Listed records —
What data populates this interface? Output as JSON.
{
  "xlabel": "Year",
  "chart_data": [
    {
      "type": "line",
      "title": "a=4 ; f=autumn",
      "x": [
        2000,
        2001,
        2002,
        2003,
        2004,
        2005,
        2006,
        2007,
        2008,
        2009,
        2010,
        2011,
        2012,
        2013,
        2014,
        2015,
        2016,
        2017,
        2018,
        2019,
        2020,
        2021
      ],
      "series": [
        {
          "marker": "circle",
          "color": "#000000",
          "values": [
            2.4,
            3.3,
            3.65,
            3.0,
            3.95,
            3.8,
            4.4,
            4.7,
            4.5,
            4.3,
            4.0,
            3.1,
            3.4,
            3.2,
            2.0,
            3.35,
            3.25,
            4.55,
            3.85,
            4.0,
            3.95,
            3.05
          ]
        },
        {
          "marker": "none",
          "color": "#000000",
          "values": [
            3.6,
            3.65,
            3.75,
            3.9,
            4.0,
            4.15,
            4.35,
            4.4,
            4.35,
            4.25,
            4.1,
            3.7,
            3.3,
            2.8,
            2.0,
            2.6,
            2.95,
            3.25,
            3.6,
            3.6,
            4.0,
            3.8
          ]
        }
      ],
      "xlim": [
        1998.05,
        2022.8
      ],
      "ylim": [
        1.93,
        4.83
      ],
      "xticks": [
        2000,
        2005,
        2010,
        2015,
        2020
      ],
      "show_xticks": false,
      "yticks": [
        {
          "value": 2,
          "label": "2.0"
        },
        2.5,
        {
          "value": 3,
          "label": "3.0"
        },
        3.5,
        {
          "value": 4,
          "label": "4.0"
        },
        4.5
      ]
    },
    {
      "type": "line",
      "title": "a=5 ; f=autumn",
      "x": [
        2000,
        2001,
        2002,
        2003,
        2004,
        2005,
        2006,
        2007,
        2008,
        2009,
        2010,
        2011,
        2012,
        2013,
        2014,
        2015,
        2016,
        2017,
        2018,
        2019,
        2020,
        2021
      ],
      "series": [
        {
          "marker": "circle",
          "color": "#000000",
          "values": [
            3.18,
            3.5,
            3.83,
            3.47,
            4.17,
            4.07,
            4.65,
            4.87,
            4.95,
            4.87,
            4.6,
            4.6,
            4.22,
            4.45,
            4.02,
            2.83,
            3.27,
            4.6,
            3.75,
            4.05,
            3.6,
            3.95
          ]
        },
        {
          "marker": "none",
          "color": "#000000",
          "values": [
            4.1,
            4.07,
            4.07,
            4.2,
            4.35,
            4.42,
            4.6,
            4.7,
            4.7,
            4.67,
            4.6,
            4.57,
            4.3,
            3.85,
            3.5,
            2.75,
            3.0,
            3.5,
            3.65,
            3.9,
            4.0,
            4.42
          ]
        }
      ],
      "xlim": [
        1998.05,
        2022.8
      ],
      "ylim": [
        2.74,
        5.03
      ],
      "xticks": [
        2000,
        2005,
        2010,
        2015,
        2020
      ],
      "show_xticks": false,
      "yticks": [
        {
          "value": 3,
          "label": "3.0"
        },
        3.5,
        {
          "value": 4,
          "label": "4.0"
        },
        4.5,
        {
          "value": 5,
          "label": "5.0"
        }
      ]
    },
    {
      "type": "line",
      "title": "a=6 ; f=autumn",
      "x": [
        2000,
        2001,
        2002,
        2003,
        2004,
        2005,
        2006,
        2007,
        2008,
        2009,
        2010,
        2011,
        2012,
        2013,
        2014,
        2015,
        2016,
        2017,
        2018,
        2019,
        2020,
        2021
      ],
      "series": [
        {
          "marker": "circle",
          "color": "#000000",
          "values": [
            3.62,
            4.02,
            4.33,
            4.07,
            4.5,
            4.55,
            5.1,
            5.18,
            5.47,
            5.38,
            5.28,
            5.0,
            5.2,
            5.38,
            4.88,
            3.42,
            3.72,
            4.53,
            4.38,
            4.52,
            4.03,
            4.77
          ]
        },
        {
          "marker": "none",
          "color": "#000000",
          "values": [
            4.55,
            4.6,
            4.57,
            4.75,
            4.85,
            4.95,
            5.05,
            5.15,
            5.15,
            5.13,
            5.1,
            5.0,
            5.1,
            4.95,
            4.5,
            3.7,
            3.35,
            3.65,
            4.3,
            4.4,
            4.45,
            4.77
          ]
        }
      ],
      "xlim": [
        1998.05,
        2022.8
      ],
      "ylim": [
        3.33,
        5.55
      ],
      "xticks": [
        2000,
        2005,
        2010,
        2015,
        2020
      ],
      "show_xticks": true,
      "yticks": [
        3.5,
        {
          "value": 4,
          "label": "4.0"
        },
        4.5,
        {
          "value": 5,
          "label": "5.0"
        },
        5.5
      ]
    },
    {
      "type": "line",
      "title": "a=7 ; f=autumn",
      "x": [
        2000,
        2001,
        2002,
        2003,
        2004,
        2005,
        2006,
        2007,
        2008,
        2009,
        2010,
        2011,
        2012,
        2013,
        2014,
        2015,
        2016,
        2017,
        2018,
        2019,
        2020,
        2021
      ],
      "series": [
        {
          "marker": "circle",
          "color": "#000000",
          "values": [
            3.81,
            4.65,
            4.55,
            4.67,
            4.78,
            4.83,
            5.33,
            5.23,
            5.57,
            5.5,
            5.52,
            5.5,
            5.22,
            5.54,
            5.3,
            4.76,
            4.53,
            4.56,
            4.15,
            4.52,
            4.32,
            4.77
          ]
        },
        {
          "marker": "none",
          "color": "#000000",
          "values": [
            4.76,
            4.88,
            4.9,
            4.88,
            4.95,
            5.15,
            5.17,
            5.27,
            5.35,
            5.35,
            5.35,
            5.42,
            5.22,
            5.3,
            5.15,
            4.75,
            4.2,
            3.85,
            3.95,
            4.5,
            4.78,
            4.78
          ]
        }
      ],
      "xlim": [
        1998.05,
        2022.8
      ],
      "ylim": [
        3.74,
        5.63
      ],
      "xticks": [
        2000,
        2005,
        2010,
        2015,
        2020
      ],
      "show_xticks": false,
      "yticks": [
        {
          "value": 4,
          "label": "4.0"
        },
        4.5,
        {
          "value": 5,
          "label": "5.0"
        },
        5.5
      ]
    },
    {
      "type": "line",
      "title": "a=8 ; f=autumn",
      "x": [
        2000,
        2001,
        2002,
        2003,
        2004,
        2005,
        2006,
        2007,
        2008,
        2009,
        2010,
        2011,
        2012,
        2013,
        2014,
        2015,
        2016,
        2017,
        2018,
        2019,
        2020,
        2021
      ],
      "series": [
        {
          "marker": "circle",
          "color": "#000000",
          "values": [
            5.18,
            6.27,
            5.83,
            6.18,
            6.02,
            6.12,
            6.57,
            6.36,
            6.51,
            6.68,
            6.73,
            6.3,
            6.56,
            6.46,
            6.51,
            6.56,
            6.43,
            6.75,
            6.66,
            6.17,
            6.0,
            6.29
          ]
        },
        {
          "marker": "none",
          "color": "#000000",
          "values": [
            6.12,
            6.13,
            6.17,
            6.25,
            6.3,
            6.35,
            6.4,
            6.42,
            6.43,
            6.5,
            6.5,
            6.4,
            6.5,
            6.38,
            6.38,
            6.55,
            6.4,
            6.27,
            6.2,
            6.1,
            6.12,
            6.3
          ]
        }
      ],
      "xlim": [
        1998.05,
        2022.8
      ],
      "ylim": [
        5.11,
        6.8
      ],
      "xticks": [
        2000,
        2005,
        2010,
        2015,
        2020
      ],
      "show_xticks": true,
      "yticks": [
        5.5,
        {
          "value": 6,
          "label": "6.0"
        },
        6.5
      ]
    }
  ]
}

Objective —
Please repeat the listing above in full and exactly.

Answer to this exercise —
What data populates this interface? Output as JSON.
{
  "xlabel": "Year",
  "chart_data": [
    {
      "type": "line",
      "title": "a=4 ; f=autumn",
      "x": [
        2000,
        2001,
        2002,
        2003,
        2004,
        2005,
        2006,
        2007,
        2008,
        2009,
        2010,
        2011,
        2012,
        2013,
        2014,
        2015,
        2016,
        2017,
        2018,
        2019,
        2020,
        2021
      ],
      "series": [
        {
          "marker": "circle",
          "color": "#000000",
          "values": [
            2.4,
            3.3,
            3.65,
            3.0,
            3.95,
            3.8,
            4.4,
            4.7,
            4.5,
            4.3,
            4.0,
            3.1,
            3.4,
            3.2,
            2.0,
            3.35,
            3.25,
            4.55,
            3.85,
            4.0,
            3.95,
            3.05
          ]
        },
        {
          "marker": "none",
          "color": "#000000",
          "values": [
            3.6,
            3.65,
            3.75,
            3.9,
            4.0,
            4.15,
            4.35,
            4.4,
            4.35,
            4.25,
            4.1,
            3.7,
            3.3,
            2.8,
            2.0,
            2.6,
            2.95,
            3.25,
            3.6,
            3.6,
            4.0,
            3.8
          ]
        }
      ],
      "xlim": [
        1998.05,
        2022.8
      ],
      "ylim": [
        1.93,
        4.83
      ],
      "xticks": [
        2000,
        2005,
        2010,
        2015,
        2020
      ],
      "show_xticks": false,
      "yticks": [
        {
          "value": 2,
          "label": "2.0"
        },
        2.5,
        {
          "value": 3,
          "label": "3.0"
        },
        3.5,
        {
          "value": 4,
          "label": "4.0"
        },
        4.5
      ]
    },
    {
      "type": "line",
      "title": "a=5 ; f=autumn",
      "x": [
        2000,
        2001,
        2002,
        2003,
        2004,
        2005,
        2006,
        2007,
        2008,
        2009,
        2010,
        2011,
        2012,
        2013,
        2014,
        2015,
        2016,
        2017,
        2018,
        2019,
        2020,
        2021
      ],
      "series": [
        {
          "marker": "circle",
          "color": "#000000",
          "values": [
            3.18,
            3.5,
            3.83,
            3.47,
            4.17,
            4.07,
            4.65,
            4.87,
            4.95,
            4.87,
            4.6,
            4.6,
            4.22,
            4.45,
            4.02,
            2.83,
            3.27,
            4.6,
            3.75,
            4.05,
            3.6,
            3.95
          ]
        },
        {
          "marker": "none",
          "color": "#000000",
          "values": [
            4.1,
            4.07,
            4.07,
            4.2,
            4.35,
            4.42,
            4.6,
            4.7,
            4.7,
            4.67,
            4.6,
            4.57,
            4.3,
            3.85,
            3.5,
            2.75,
            3.0,
            3.5,
            3.65,
            3.9,
            4.0,
            4.42
          ]
        }
      ],
      "xlim": [
        1998.05,
        2022.8
      ],
      "ylim": [
        2.74,
        5.03
      ],
      "xticks": [
        2000,
        2005,
        2010,
        2015,
        2020
      ],
      "show_xticks": false,
      "yticks": [
        {
          "value": 3,
          "label": "3.0"
        },
        3.5,
        {
          "value": 4,
          "label": "4.0"
        },
        4.5,
        {
          "value": 5,
          "label": "5.0"
        }
      ]
    },
    {
      "type": "line",
      "title": "a=6 ; f=autumn",
      "x": [
        2000,
        2001,
        2002,
        2003,
        2004,
        2005,
        2006,
        2007,
        2008,
        2009,
        2010,
        2011,
        2012,
        2013,
        2014,
        2015,
        2016,
        2017,
        2018,
        2019,
        2020,
        2021
      ],
      "series": [
        {
          "marker": "circle",
          "color": "#000000",
          "values": [
            3.62,
            4.02,
            4.33,
            4.07,
            4.5,
            4.55,
            5.1,
            5.18,
            5.47,
            5.38,
            5.28,
            5.0,
            5.2,
            5.38,
            4.88,
            3.42,
            3.72,
            4.53,
            4.38,
            4.52,
            4.03,
            4.77
          ]
        },
        {
          "marker": "none",
          "color": "#000000",
          "values": [
            4.55,
            4.6,
            4.57,
            4.75,
            4.85,
            4.95,
            5.05,
            5.15,
            5.15,
            5.13,
            5.1,
            5.0,
            5.1,
            4.95,
            4.5,
            3.7,
            3.35,
            3.65,
            4.3,
            4.4,
            4.45,
            4.77
          ]
        }
      ],
      "xlim": [
        1998.05,
        2022.8
      ],
      "ylim": [
        3.33,
        5.55
      ],
      "xticks": [
        2000,
        2005,
        2010,
        2015,
        2020
      ],
      "show_xticks": true,
      "yticks": [
        3.5,
        {
          "value": 4,
          "label": "4.0"
        },
        4.5,
        {
          "value": 5,
          "label": "5.0"
        },
        5.5
      ]
    },
    {
      "type": "line",
      "title": "a=7 ; f=autumn",
      "x": [
        2000,
        2001,
        2002,
        2003,
        2004,
        2005,
        2006,
        2007,
        2008,
        2009,
        2010,
        2011,
        2012,
        2013,
        2014,
        2015,
        2016,
        2017,
        2018,
        2019,
        2020,
        2021
      ],
      "series": [
        {
          "marker": "circle",
          "color": "#000000",
          "values": [
            3.81,
            4.65,
            4.55,
            4.67,
            4.78,
            4.83,
            5.33,
            5.23,
            5.57,
            5.5,
            5.52,
            5.5,
            5.22,
            5.54,
            5.3,
            4.76,
            4.53,
            4.56,
            4.15,
            4.52,
            4.32,
            4.77
          ]
        },
        {
          "marker": "none",
          "color": "#000000",
          "values": [
            4.76,
            4.88,
            4.9,
            4.88,
            4.95,
            5.15,
            5.17,
            5.27,
            5.35,
            5.35,
            5.35,
            5.42,
            5.22,
            5.3,
            5.15,
            4.75,
            4.2,
            3.85,
            3.95,
            4.5,
            4.78,
            4.78
          ]
        }
      ],
      "xlim": [
        1998.05,
        2022.8
      ],
      "ylim": [
        3.74,
        5.63
      ],
      "xticks": [
        2000,
        2005,
        2010,
        2015,
        2020
      ],
      "show_xticks": false,
      "yticks": [
        {
          "value": 4,
          "label": "4.0"
        },
        4.5,
        {
          "value": 5,
          "label": "5.0"
        },
        5.5
      ]
    },
    {
      "type": "line",
      "title": "a=8 ; f=autumn",
      "x": [
        2000,
        2001,
        2002,
        2003,
        2004,
        2005,
        2006,
        2007,
        2008,
        2009,
        2010,
        2011,
        2012,
        2013,
        2014,
        2015,
        2016,
        2017,
        2018,
        2019,
        2020,
        2021
      ],
      "series": [
        {
          "marker": "circle",
          "color": "#000000",
          "values": [
            5.18,
            6.27,
            5.83,
            6.18,
            6.02,
            6.12,
            6.57,
            6.36,
            6.51,
            6.68,
            6.73,
            6.3,
            6.56,
            6.46,
            6.51,
            6.56,
            6.43,
            6.75,
            6.66,
            6.17,
            6.0,
            6.29
          ]
        },
        {
          "marker": "none",
          "color": "#000000",
          "values": [
            6.12,
            6.13,
            6.17,
            6.25,
            6.3,
            6.35,
            6.4,
            6.42,
            6.43,
            6.5,
            6.5,
            6.4,
            6.5,
            6.38,
            6.38,
            6.55,
            6.4,
            6.27,
            6.2,
            6.1,
            6.12,
            6.3
          ]
        }
      ],
      "xlim": [
        1998.05,
        2022.8
      ],
      "ylim": [
        5.11,
        6.8
      ],
      "xticks": [
        2000,
        2005,
        2010,
        2015,
        2020
      ],
      "show_xticks": true,
      "yticks": [
        5.5,
        {
          "value": 6,
          "label": "6.0"
        },
        6.5
      ]
    }
  ]
}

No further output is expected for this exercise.